TASK REQUIREMENTS: Reproduce verbatim the lines below, from the start of the records through the line containing "header-occupation: Occupation: [0, 14, 110, 131]", inclusive.

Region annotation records
==============================

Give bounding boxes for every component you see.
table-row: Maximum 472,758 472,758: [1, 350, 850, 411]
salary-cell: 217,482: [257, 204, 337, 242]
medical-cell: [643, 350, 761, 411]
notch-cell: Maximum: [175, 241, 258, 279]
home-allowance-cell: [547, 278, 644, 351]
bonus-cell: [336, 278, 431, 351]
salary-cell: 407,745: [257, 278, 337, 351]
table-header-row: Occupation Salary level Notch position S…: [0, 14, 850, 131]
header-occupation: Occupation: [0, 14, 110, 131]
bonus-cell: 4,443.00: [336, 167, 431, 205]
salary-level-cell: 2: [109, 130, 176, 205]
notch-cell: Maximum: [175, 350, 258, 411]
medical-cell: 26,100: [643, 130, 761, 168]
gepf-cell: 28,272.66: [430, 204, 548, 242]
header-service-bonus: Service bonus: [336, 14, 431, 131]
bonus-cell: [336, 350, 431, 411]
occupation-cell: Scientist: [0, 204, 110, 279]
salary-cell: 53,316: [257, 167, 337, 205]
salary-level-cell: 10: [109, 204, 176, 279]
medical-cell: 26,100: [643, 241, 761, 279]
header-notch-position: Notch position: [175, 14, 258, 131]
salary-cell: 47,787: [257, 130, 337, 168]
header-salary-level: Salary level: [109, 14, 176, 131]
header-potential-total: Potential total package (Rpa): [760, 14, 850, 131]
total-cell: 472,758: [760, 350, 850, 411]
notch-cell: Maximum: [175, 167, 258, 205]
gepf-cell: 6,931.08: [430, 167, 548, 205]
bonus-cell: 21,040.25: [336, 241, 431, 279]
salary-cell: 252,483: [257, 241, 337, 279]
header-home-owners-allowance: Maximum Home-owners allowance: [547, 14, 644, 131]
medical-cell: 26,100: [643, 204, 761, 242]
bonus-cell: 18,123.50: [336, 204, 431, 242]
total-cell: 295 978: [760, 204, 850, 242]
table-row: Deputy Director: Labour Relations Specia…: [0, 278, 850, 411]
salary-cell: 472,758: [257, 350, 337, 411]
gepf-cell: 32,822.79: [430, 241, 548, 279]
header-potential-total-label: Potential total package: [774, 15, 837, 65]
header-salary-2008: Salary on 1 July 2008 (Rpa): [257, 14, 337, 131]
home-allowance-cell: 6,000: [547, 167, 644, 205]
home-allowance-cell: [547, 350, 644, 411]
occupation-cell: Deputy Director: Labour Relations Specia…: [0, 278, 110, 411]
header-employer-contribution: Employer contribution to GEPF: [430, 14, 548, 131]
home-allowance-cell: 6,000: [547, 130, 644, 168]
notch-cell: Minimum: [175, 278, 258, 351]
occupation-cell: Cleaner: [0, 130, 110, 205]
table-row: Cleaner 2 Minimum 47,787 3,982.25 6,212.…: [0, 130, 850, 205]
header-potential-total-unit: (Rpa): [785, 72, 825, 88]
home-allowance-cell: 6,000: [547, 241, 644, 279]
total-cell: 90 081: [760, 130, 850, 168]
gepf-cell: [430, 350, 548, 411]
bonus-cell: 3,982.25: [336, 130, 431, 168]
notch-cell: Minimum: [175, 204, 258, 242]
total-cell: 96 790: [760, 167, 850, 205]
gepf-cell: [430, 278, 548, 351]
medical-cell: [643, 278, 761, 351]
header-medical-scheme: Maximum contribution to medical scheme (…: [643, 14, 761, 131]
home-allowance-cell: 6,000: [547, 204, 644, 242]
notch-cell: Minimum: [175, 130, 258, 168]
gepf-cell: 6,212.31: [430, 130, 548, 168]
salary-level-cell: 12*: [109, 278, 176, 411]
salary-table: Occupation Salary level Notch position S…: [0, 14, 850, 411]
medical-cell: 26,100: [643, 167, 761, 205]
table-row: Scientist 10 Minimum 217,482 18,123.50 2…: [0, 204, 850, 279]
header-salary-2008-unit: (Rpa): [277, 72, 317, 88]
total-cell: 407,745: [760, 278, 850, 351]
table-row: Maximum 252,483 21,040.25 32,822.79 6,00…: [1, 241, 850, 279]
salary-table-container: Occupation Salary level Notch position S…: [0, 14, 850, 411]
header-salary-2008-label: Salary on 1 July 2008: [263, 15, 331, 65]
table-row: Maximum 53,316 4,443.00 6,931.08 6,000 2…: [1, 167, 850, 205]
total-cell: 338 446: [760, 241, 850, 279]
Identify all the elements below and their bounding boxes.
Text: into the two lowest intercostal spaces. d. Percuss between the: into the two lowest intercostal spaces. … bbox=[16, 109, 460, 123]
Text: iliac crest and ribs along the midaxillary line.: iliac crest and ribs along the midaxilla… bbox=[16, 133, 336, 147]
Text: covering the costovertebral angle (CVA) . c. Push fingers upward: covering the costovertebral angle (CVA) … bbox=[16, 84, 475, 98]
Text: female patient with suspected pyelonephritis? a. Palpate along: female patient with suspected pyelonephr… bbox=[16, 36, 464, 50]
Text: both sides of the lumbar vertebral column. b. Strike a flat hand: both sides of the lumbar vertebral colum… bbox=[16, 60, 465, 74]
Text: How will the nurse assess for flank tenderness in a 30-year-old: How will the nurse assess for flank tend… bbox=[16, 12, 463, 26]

==============================

CORRECT RESULT:
Give bounding boxes for every component you see.
table-row: Maximum 472,758 472,758: [1, 350, 850, 411]
salary-cell: 217,482: [257, 204, 337, 242]
medical-cell: [643, 350, 761, 411]
notch-cell: Maximum: [175, 241, 258, 279]
home-allowance-cell: [547, 278, 644, 351]
bonus-cell: [336, 278, 431, 351]
salary-cell: 407,745: [257, 278, 337, 351]
table-header-row: Occupation Salary level Notch position S…: [0, 14, 850, 131]
header-occupation: Occupation: [0, 14, 110, 131]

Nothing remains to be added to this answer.